**Task prompt:** Look through the data and write out every line with the word "Penyerahan" in it.

** START Dataset content **

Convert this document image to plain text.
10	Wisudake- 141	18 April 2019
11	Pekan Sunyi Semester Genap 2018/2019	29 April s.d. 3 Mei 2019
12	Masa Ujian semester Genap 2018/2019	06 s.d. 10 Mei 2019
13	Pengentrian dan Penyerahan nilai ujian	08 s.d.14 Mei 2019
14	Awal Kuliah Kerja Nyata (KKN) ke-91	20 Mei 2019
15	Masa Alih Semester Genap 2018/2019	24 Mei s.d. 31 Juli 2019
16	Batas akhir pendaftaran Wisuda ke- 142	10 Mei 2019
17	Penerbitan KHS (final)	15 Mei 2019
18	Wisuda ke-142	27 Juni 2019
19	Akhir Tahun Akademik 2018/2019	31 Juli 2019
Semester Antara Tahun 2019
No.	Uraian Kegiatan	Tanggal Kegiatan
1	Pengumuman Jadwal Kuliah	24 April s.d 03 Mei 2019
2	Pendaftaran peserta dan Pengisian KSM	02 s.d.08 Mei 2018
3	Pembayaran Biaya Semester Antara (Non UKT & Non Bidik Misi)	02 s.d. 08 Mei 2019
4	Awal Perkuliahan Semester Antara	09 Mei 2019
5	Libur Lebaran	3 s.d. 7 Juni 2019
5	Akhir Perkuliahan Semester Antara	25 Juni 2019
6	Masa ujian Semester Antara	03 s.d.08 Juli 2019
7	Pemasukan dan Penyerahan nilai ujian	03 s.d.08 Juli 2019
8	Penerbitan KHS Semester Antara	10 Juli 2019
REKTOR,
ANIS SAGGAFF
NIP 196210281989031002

** END Dataset content **

**Exercise answer:**
13	Pengentrian dan Penyerahan nilai ujian	08 s.d.14 Mei 2019
7	Pemasukan dan Penyerahan nilai ujian	03 s.d.08 Juli 2019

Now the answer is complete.